WHAT YOU SHOULD DO: Gather all lines in the entries below that include the word "page".

THE DATA:
+ + + +

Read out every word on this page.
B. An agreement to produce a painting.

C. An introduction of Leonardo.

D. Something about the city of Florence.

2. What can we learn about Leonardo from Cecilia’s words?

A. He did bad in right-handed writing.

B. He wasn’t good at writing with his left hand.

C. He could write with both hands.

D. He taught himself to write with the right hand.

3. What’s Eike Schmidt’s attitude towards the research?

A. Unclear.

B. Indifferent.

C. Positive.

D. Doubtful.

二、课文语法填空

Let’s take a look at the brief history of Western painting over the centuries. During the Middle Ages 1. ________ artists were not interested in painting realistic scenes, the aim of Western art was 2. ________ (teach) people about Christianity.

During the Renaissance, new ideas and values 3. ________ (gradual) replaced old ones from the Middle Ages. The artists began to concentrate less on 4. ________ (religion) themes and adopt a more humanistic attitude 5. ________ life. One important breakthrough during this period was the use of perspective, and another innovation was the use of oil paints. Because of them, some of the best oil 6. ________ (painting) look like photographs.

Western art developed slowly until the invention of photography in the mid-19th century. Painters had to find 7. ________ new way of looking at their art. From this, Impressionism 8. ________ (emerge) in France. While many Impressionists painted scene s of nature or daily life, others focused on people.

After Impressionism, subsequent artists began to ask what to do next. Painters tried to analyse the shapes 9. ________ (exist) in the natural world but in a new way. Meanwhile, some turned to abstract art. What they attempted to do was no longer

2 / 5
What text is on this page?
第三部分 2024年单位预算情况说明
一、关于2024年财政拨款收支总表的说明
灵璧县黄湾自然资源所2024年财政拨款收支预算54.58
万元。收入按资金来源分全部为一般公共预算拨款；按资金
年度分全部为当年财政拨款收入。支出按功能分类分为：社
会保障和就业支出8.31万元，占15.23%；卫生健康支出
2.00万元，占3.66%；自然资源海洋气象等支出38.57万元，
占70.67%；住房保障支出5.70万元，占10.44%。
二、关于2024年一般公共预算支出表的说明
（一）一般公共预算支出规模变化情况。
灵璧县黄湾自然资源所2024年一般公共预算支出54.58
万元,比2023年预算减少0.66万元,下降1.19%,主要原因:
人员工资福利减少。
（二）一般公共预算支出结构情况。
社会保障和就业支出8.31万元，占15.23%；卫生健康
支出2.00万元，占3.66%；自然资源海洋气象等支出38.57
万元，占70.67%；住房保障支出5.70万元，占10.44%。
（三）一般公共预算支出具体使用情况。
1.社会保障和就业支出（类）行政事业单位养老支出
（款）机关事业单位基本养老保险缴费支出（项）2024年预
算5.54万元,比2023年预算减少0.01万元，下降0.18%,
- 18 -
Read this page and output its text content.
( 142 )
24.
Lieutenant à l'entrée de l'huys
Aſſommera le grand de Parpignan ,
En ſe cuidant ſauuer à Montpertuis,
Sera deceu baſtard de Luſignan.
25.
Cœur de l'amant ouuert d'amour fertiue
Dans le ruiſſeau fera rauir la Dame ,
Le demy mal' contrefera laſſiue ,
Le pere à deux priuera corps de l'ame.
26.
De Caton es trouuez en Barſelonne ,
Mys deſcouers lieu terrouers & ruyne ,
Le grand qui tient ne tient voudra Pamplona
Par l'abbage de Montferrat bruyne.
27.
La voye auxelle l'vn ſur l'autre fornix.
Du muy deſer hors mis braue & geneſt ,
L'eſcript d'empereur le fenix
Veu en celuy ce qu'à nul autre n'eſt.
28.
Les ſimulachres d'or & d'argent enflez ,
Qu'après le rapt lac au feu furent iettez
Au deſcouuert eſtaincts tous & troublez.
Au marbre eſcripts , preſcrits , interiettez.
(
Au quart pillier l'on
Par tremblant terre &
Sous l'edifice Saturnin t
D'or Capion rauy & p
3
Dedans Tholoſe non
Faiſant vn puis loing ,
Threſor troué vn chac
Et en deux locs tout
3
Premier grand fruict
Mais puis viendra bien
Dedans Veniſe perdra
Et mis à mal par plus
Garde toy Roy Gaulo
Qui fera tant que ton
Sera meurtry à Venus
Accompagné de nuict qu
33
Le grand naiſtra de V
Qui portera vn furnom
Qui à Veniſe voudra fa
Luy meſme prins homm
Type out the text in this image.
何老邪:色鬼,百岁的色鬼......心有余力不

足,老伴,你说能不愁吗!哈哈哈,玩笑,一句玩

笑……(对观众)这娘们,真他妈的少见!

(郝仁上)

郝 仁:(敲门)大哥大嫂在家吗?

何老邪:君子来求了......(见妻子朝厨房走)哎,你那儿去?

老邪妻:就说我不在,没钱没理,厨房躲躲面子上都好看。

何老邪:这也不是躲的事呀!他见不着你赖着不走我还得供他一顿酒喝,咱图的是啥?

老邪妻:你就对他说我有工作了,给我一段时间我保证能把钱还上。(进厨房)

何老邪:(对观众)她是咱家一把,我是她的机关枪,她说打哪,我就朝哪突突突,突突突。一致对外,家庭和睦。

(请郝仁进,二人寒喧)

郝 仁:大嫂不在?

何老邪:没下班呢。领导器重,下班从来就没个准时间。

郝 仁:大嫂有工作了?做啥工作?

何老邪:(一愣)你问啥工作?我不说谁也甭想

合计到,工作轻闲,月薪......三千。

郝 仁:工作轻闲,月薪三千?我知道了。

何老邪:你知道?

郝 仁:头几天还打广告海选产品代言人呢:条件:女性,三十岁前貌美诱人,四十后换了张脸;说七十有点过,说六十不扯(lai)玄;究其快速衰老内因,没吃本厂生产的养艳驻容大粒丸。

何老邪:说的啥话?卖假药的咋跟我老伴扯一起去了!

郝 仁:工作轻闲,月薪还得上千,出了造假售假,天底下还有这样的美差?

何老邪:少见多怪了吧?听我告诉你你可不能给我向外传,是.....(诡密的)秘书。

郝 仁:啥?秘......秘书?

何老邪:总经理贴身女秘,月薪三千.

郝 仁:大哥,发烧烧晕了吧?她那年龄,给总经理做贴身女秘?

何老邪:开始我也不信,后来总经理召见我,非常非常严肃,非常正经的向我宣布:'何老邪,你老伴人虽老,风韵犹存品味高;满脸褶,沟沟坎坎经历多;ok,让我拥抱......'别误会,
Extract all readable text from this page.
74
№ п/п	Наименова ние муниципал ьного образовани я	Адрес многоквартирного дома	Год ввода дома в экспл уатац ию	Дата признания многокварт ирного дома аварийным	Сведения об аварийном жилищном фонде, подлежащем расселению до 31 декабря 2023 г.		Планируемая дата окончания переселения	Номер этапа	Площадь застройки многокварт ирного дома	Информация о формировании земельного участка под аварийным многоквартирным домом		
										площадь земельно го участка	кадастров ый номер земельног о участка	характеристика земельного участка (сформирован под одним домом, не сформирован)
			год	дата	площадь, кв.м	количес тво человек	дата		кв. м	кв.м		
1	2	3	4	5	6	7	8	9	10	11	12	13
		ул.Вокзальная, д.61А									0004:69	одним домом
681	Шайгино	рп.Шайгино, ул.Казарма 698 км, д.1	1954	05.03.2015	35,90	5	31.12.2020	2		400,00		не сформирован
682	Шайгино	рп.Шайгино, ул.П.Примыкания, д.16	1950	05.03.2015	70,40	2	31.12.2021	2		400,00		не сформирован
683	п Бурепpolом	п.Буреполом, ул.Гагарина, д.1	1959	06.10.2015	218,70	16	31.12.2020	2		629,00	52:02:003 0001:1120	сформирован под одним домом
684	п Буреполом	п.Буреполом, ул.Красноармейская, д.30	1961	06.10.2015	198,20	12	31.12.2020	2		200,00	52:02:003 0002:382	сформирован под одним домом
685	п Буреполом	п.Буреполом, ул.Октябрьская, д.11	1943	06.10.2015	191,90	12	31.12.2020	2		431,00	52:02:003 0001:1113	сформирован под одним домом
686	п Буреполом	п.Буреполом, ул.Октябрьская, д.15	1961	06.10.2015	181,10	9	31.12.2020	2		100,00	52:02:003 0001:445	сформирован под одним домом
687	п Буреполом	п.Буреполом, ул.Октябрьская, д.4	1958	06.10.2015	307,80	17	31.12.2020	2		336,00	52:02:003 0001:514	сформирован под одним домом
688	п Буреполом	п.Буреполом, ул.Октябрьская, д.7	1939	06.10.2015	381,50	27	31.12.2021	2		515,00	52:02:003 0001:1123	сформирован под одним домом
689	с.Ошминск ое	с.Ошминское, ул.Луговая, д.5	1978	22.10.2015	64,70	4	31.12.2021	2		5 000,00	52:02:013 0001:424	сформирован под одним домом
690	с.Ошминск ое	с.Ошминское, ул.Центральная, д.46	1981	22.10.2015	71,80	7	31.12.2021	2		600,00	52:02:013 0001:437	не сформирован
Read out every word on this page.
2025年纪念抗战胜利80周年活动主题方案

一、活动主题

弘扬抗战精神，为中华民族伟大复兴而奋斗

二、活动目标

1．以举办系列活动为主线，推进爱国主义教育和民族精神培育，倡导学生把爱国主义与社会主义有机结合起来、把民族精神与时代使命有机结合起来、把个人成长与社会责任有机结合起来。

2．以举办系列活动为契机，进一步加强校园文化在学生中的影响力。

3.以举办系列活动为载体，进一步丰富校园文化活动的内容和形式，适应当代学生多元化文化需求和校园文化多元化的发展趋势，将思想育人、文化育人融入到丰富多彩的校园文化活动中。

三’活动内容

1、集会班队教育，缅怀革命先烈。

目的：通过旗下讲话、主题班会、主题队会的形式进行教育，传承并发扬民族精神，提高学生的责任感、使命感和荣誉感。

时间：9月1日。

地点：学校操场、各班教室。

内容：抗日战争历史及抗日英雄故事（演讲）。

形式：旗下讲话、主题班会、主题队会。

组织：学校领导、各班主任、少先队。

+ + + +

RESULT:
Read out every word on this page.
What text is on this page?
Read this page and output its text content.
Extract all readable text from this page.
Read out every word on this page.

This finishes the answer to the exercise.